[Records from a data source]
● ● ●
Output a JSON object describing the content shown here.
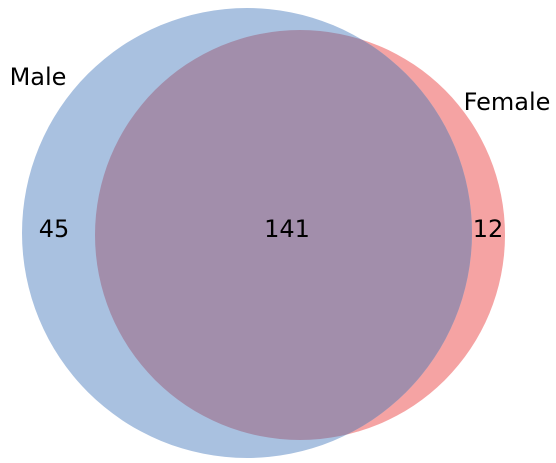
{
  "chart_data": {
    "type": "venn",
    "sets": [
      {
        "name": "Male",
        "color": "#a9c1e0",
        "only": 45
      },
      {
        "name": "Female",
        "color": "#f5a3a3",
        "only": 12
      }
    ],
    "intersection": 141,
    "intersection_color": "#a28eab"
  }
}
● ● ●
* Aim of the exercise
Give the entries again without a single change, but with no pictures.

* Finished exercise
Output a JSON object describing the content shown here.
{
  "chart_data": {
    "type": "venn",
    "sets": [
      {
        "name": "Male",
        "color": "#a9c1e0",
        "only": 45
      },
      {
        "name": "Female",
        "color": "#f5a3a3",
        "only": 12
      }
    ],
    "intersection": 141,
    "intersection_color": "#a28eab"
  }
}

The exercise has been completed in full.